═══ SUPPLIED MATERIAL ═══
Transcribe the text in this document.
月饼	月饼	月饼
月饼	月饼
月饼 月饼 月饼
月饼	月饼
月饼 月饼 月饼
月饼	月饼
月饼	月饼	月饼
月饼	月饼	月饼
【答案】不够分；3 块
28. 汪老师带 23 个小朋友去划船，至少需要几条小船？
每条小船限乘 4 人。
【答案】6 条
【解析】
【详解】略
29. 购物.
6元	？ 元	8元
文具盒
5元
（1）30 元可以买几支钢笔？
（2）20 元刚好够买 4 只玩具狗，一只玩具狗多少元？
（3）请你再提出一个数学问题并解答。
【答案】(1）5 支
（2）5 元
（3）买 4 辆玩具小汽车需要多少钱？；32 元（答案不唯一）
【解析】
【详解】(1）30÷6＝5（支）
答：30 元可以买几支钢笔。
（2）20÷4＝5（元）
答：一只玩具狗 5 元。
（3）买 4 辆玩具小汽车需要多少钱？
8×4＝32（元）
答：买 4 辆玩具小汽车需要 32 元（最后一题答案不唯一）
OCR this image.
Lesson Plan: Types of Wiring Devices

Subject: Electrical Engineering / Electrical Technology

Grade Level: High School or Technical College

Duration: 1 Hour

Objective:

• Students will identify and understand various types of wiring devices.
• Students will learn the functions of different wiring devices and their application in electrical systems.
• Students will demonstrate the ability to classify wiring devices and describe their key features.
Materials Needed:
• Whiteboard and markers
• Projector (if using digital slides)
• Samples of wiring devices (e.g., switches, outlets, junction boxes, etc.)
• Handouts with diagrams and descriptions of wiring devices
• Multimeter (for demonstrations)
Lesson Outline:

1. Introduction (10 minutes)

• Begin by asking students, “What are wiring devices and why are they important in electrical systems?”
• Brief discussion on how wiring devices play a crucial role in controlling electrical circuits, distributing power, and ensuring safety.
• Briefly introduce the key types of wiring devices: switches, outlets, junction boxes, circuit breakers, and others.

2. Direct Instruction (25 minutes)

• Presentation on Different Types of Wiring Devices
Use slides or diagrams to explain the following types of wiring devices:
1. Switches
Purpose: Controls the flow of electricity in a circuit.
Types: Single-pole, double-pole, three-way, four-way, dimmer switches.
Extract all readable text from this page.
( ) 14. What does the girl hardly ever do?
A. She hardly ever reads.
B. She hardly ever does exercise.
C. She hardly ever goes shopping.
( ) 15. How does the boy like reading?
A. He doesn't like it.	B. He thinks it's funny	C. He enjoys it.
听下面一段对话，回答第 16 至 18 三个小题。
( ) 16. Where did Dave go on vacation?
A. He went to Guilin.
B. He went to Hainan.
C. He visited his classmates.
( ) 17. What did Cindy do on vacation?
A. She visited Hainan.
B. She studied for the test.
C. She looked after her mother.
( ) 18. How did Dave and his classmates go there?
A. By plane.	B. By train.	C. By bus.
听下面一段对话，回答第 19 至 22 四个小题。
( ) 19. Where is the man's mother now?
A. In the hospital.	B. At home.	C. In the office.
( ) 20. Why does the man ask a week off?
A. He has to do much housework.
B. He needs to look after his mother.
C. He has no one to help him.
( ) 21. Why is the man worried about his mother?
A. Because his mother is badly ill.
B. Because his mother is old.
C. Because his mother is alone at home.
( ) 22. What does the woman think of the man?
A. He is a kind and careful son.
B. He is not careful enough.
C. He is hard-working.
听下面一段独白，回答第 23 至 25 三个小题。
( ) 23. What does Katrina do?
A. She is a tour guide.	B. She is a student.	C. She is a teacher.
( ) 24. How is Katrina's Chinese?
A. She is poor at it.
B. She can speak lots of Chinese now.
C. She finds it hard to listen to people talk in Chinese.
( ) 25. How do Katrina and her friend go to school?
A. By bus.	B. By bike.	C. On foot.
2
═══
_DIRECTIONS_
Repeat the listing in full, keeping every line exactly as it is.

_WRITTEN RESPONSE_
Transcribe the text in this document.
月饼	月饼	月饼
月饼	月饼
月饼 月饼 月饼
月饼	月饼
月饼 月饼 月饼
月饼	月饼
月饼	月饼	月饼
月饼	月饼	月饼
【答案】不够分；3 块
28. 汪老师带 23 个小朋友去划船，至少需要几条小船？
每条小船限乘 4 人。
【答案】6 条
【解析】
【详解】略
29. 购物.
6元	？ 元	8元
文具盒
5元
（1）30 元可以买几支钢笔？
（2）20 元刚好够买 4 只玩具狗，一只玩具狗多少元？
（3）请你再提出一个数学问题并解答。
【答案】(1）5 支
（2）5 元
（3）买 4 辆玩具小汽车需要多少钱？；32 元（答案不唯一）
【解析】
【详解】(1）30÷6＝5（支）
答：30 元可以买几支钢笔。
（2）20÷4＝5（元）
答：一只玩具狗 5 元。
（3）买 4 辆玩具小汽车需要多少钱？
8×4＝32（元）
答：买 4 辆玩具小汽车需要 32 元（最后一题答案不唯一）
OCR this image.
Lesson Plan: Types of Wiring Devices

Subject: Electrical Engineering / Electrical Technology

Grade Level: High School or Technical College

Duration: 1 Hour

Objective:

• Students will identify and understand various types of wiring devices.
• Students will learn the functions of different wiring devices and their application in electrical systems.
• Students will demonstrate the ability to classify wiring devices and describe their key features.
Materials Needed:
• Whiteboard and markers
• Projector (if using digital slides)
• Samples of wiring devices (e.g., switches, outlets, junction boxes, etc.)
• Handouts with diagrams and descriptions of wiring devices
• Multimeter (for demonstrations)
Lesson Outline:

1. Introduction (10 minutes)

• Begin by asking students, “What are wiring devices and why are they important in electrical systems?”
• Brief discussion on how wiring devices play a crucial role in controlling electrical circuits, distributing power, and ensuring safety.
• Briefly introduce the key types of wiring devices: switches, outlets, junction boxes, circuit breakers, and others.

2. Direct Instruction (25 minutes)

• Presentation on Different Types of Wiring Devices
Use slides or diagrams to explain the following types of wiring devices:
1. Switches
Purpose: Controls the flow of electricity in a circuit.
Types: Single-pole, double-pole, three-way, four-way, dimmer switches.
Extract all readable text from this page.
( ) 14. What does the girl hardly ever do?
A. She hardly ever reads.
B. She hardly ever does exercise.
C. She hardly ever goes shopping.
( ) 15. How does the boy like reading?
A. He doesn't like it.	B. He thinks it's funny	C. He enjoys it.
听下面一段对话，回答第 16 至 18 三个小题。
( ) 16. Where did Dave go on vacation?
A. He went to Guilin.
B. He went to Hainan.
C. He visited his classmates.
( ) 17. What did Cindy do on vacation?
A. She visited Hainan.
B. She studied for the test.
C. She looked after her mother.
( ) 18. How did Dave and his classmates go there?
A. By plane.	B. By train.	C. By bus.
听下面一段对话，回答第 19 至 22 四个小题。
( ) 19. Where is the man's mother now?
A. In the hospital.	B. At home.	C. In the office.
( ) 20. Why does the man ask a week off?
A. He has to do much housework.
B. He needs to look after his mother.
C. He has no one to help him.
( ) 21. Why is the man worried about his mother?
A. Because his mother is badly ill.
B. Because his mother is old.
C. Because his mother is alone at home.
( ) 22. What does the woman think of the man?
A. He is a kind and careful son.
B. He is not careful enough.
C. He is hard-working.
听下面一段独白，回答第 23 至 25 三个小题。
( ) 23. What does Katrina do?
A. She is a tour guide.	B. She is a student.	C. She is a teacher.
( ) 24. How is Katrina's Chinese?
A. She is poor at it.
B. She can speak lots of Chinese now.
C. She finds it hard to listen to people talk in Chinese.
( ) 25. How do Katrina and her friend go to school?
A. By bus.	B. By bike.	C. On foot.
2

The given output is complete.